• Your objective: Look for the word "duce" in the entries below, then copy every line that has it.
## START Data shown
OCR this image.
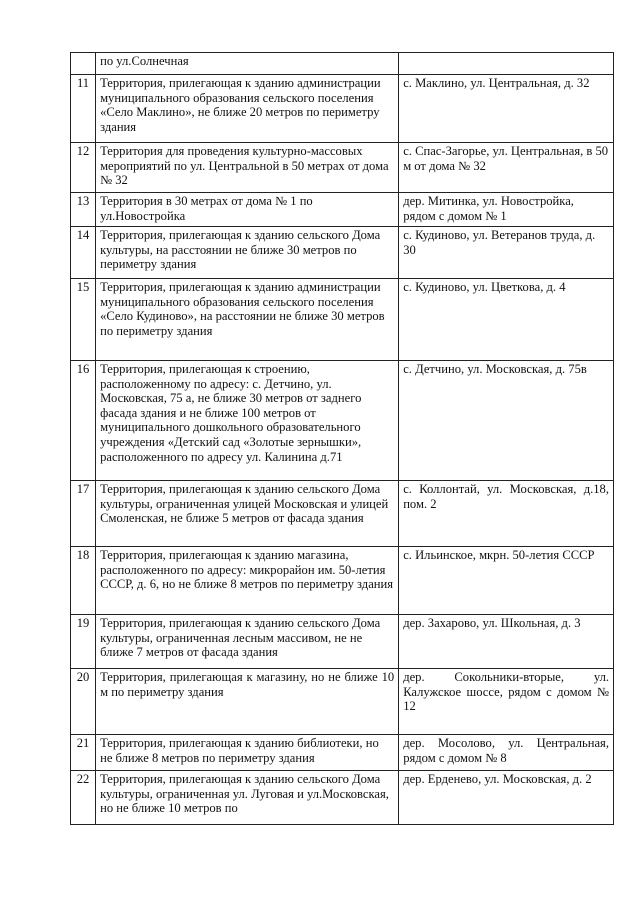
	по ул.Солнечная	
11	Территория, прилегающая к зданию администрации муниципального образования сельского поселения «Село Маклино», не ближе 20 метров по периметру здания	с. Маклино, ул. Центральная, д. 32
12	Территория для проведения культурно-массовых мероприятий по ул. Центральной в 50 метрах от дома № 32	с. Спас-Загорье, ул. Центральная, в 50 м от дома № 32
13	Территория в 30 метрах от дома № 1 по ул.Новостройка	дер. Митинка, ул. Новостройка, рядом с домом № 1
14	Территория, прилегающая к зданию сельского Дома культуры, на расстоянии не ближе 30 метров по периметру здания	с. Кудиново, ул. Ветеранов труда, д. 30
15	Территория, прилегающая к зданию администрации муниципального образования сельского поселения «Село Кудиново», на расстоянии не ближе 30 метров по периметру здания	с. Кудиново, ул. Цветкова, д. 4
16	Территория, прилегающая к строению, расположенному по адресу: с. Детчино, ул. Московская, 75 а, не ближе 30 метров от заднего фасада здания и не ближе 100 метров от муниципального дошкольного образовательного учреждения «Детский сад «Золотые зернышки», расположенного по адресу ул. Калинина д.71	с. Детчино, ул. Московская, д. 75в
17	Территория, прилегающая к зданию сельского Дома культуры, ограниченная улицей Московская и улицей Смоленская, не ближе 5 метров от фасада здания	с. Коллонтай, ул. Московская, д.18, пом. 2
18	Территория, прилегающая к зданию магазина, расположенного по адресу: микрорайон им. 50-летия СССР, д. 6, но не ближе 8 метров по периметру здания	с. Ильинское, мкрн. 50-летия СССР
19	Территория, прилегающая к зданию сельского Дома культуры, ограниченная лесным массивом, не не ближе 7 метров от фасада здания	дер. Захарово, ул. Школьная, д. 3
20	Территория, прилегающая к магазину, но не ближе 10 м по периметру здания	дер. Сокольники-вторые, ул. Калужское шоссе, рядом с домом № 12
21	Территория, прилегающая к зданию библиотеки, но не ближе 8 метров по периметру здания	дер. Мосолово, ул. Центральная, рядом с домом № 8
22	Территория, прилегающая к зданию сельского Дома культуры, ограниченная ул. Луговая и ул.Московская, но не ближе 10 метров по	дер. Ерденево, ул. Московская, д. 2
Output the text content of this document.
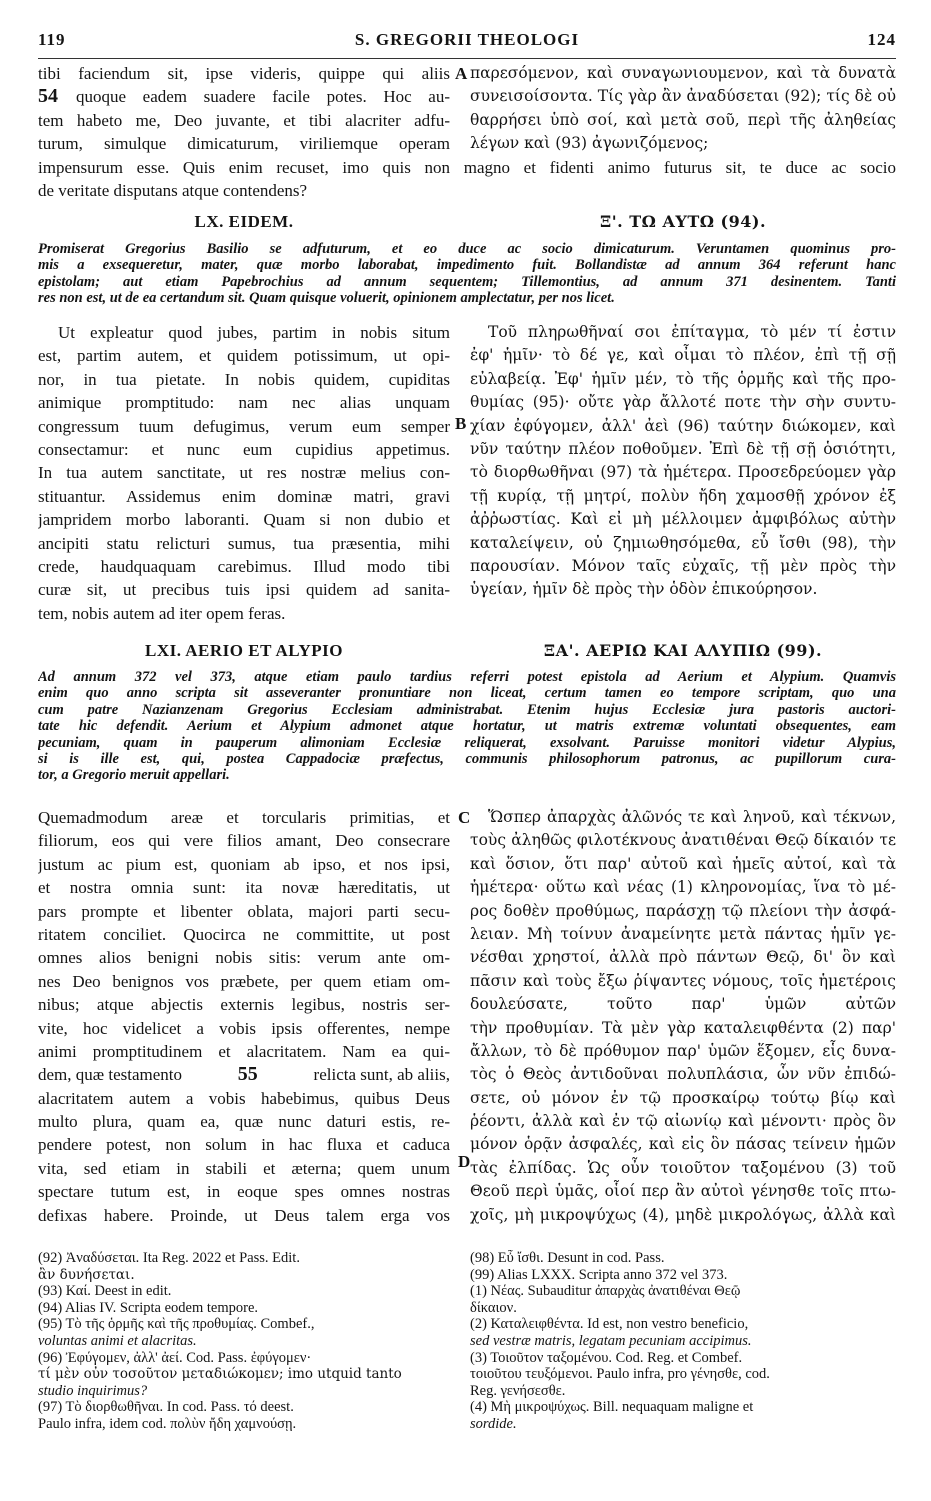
119	S. GREGORII THEOLOGI	124
tibi faciendum sit, ipse videris, quippe qui aliis
quoque eadem suadere facile potes. Hoc au-
tem habeto me, Deo juvante, et tibi alacriter adfu-
turum, simulque dimicaturum, viriliemque operam
54
A παρεσόμενον, καὶ συναγωνιουμενον, καὶ τὰ δυνατὰ
συνεισοίσοντα. Τίς γὰρ ἂν ἀναδύσεται (92); τίς δὲ οὐ
θαρρήσει ὑπὸ σοί, καὶ μετὰ σοῦ, περὶ τῆς ἀληθείας
λέγων καὶ (93) ἀγωνιζόμενος;
impensurum esse. Quis enim recuset, imo quis non magno et fidenti animo futurus sit, te duce ac socio
de veritate disputans atque contendens?
LX. EIDEM.	Ξ'. ΤΩ ΑΥΤΩ (94).
Promiserat Gregorius Basilio se adfuturum, et eo duce ac socio dimicaturum. Veruntamen quominus pro-
mis a exsequeretur, mater, quæ morbo laborabat, impedimento fuit. Bollandistæ ad annum 364 referunt hanc
epistolam; aut etiam Papebrochius ad annum sequentem; Tillemontius, ad annum 371 desinentem. Tanti
res non est, ut de ea certandum sit. Quam quisque voluerit, opinionem amplectatur, per nos licet.
Ut expleatur quod jubes, partim in nobis situm
est, partim autem, et quidem potissimum, ut opi-
nor, in tua pietate. In nobis quidem, cupiditas
animique promptitudo: nam nec alias unquam
congressum tuum defugimus, verum eum semper
consectamur: et nunc eum cupidius appetimus.
In tua autem sanctitate, ut res nostræ melius con-
stituantur. Assidemus enim dominæ matri, gravi
jampridem morbo laboranti. Quam si non dubio et
ancipiti statu relicturi sumus, tua præsentia, mihi
crede, haudquaquam carebimus. Illud modo tibi
curæ sit, ut precibus tuis ipsi quidem ad sanita-
tem, nobis autem ad iter opem feras.
B
Τοῦ πληρωθῆναί σοι ἐπίταγμα, τὸ μέν τί ἐστιν
ἐφ' ἡμῖν· τὸ δέ γε, καὶ οἶμαι τὸ πλέον, ἐπὶ τῇ σῇ
εὐλαβείᾳ. Ἐφ' ἡμῖν μέν, τὸ τῆς ὁρμῆς καὶ τῆς προ-
θυμίας (95)· οὔτε γὰρ ἄλλοτέ ποτε τὴν σὴν συντυ-
χίαν ἐφύγομεν, ἀλλ' ἀεὶ (96) ταύτην διώκομεν, καὶ
νῦν ταύτην πλέον ποθοῦμεν. Ἐπὶ δὲ τῇ σῇ ὁσιότητι,
τὸ διορθωθῆναι (97) τὰ ἡμέτερα. Προσεδρεύομεν γὰρ
τῇ κυρίᾳ, τῇ μητρί, πολὺν ἤδη χαμοσθῇ χρόνον ἐξ
ἀῤῥωστίας. Καὶ εἰ μὴ μέλλοιμεν ἀμφιβόλως αὐτὴν
καταλείψειν, οὐ ζημιωθησόμεθα, εὖ ἴσθι (98), τὴν
παρουσίαν. Μόνον ταῖς εὐχαῖς, τῇ μὲν πρὸς τὴν
ὑγείαν, ἡμῖν δὲ πρὸς τὴν ὁδὸν ἐπικούρησον.
LXI. AERIO ET ALYPIO	ΞΑ'. ΑΕΡΙΩ ΚΑΙ ΑΛΥΠΙΩ (99).
Ad annum 372 vel 373, atque etiam paulo tardius referri potest epistola ad Aerium et Alypium. Quamvis
enim quo anno scripta sit asseveranter pronuntiare non liceat, certum tamen eo tempore scriptam, quo una
cum patre Nazianzenam Gregorius Ecclesiam administrabat. Etenim hujus Ecclesiæ jura pastoris auctori-
tate hic defendit. Aerium et Alypium admonet atque hortatur, ut matris extremæ voluntati obsequentes, eam
pecuniam, quam in pauperum alimoniam Ecclesiæ reliquerat, exsolvant. Paruisse monitori videtur Alypius,
si is ille est, qui, postea Cappadociæ præfectus, communis philosophorum patronus, ac pupillorum cura-
tor, a Gregorio meruit appellari.
Quemadmodum areæ et torcularis primitias, et
filiorum, eos qui vere filios amant, Deo consecrare
justum ac pium est, quoniam ab ipso, et nos ipsi,
et nostra omnia sunt: ita novæ hæreditatis, ut
pars prompte et libenter oblata, majori parti secu-
ritatem conciliet. Quocirca ne committite, ut post
omnes alios benigni nobis sitis: verum ante om-
nes Deo benignos vos præbete, per quem etiam om-
nibus; atque abjectis externis legibus, nostris ser-
vite, hoc videlicet a vobis ipsis offerentes, nempe
animi promptitudinem et alacritatem. Nam ea qui-
dem, quæ testamento	55	relicta sunt, ab aliis,
alacritatem autem a vobis habebimus, quibus Deus
multo plura, quam ea, quæ nunc daturi estis, re-
pendere potest, non solum in hac fluxa et caduca
vita, sed etiam in stabili et æterna; quem unum
spectare tutum est, in eoque spes omnes nostras
defixas habere. Proinde, ut Deus talem erga vos
C
D
Ὥσπερ ἀπαρχὰς ἀλῶνός τε καὶ ληνοῦ, καὶ τέκνων,
τοὺς ἀληθῶς φιλοτέκνους ἀνατιθέναι Θεῷ δίκαιόν τε
καὶ ὅσιον, ὅτι παρ' αὐτοῦ καὶ ἡμεῖς αὐτοί, καὶ τὰ
ἡμέτερα· οὕτω καὶ νέας (1) κληρονομίας, ἵνα τὸ μέ-
ρος δοθὲν προθύμως, παράσχῃ τῷ πλείονι τὴν ἀσφά-
λειαν. Μὴ τοίνυν ἀναμείνητε μετὰ πάντας ἡμῖν γε-
νέσθαι χρηστοί, ἀλλὰ πρὸ πάντων Θεῷ, δι' ὃν καὶ
πᾶσιν καὶ τοὺς ἔξω ῥίψαντες νόμους, τοῖς ἡμετέροις
δουλεύσατε, τοῦτο παρ' ὑμῶν αὐτῶν
τὴν προθυμίαν. Τὰ μὲν γὰρ καταλειφθέντα (2) παρ'
ἄλλων, τὸ δὲ πρόθυμον παρ' ὑμῶν ἕξομεν, εἷς δυνα-
τὸς ὁ Θεὸς ἀντιδοῦναι πολυπλάσια, ὧν νῦν ἐπιδώ-
σετε, οὐ μόνον ἐν τῷ προσκαίρῳ τούτῳ βίῳ καὶ
ῥέοντι, ἀλλὰ καὶ ἐν τῷ αἰωνίῳ καὶ μένοντι· πρὸς ὃν
μόνον ὁρᾷν ἀσφαλές, καὶ εἰς ὃν πάσας τείνειν ἡμῶν
τὰς ἐλπίδας. Ὡς οὖν τοιοῦτον ταξομένου (3) τοῦ
Θεοῦ περὶ ὑμᾶς, οἷοί περ ἂν αὐτοὶ γένησθε τοῖς πτω-
χοῖς, μὴ μικροψύχως (4), μηδὲ μικρολόγως, ἀλλὰ καὶ
(92) Ἀναδύσεται. Ita Reg. 2022 et Pass. Edit.
ἂν δυνήσεται.
(93) Καί. Deest in edit.
(94) Alias IV. Scripta eodem tempore.
(95) Τὸ τῆς ὁρμῆς καὶ τῆς προθυμίας. Combef.,
voluntas animi et alacritas.
(96) Ἐφύγομεν, ἀλλ' ἀεί. Cod. Pass. ἐφύγομεν·
τί μὲν οὖν τοσοῦτον μεταδιώκομεν; imo utquid tanto
studio inquirimus?
(97) Τὸ διορθωθῆναι. In cod. Pass. τό deest.
Paulo infra, idem cod. πολὺν ἤδη χαμνούσῃ.
(98) Εὖ ἴσθι. Desunt in cod. Pass.
(99) Alias LXXX. Scripta anno 372 vel 373.
(1) Νέας. Subauditur ἀπαρχὰς ἀνατιθέναι Θεῷ
δίκαιον.
(2) Καταλειφθέντα. Id est, non vestro beneficio,
sed vestræ matris, legatam pecuniam accipimus.
(3) Τοιοῦτον ταξομένου. Cod. Reg. et Combef.
τοιοῦτου τευξόμενοι. Paulo infra, pro γένησθε, cod.
Reg. γενήσεσθε.
(4) Μὴ μικροψύχως. Bill. nequaquam maligne et
sordide.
## END Data shown
• Solution to this problem:
impensurum esse. Quis enim recuset, imo quis non magno et fidenti animo futurus sit, te duce ac socio
Promiserat Gregorius Basilio se adfuturum, et eo duce ac socio dimicaturum. Veruntamen quominus pro-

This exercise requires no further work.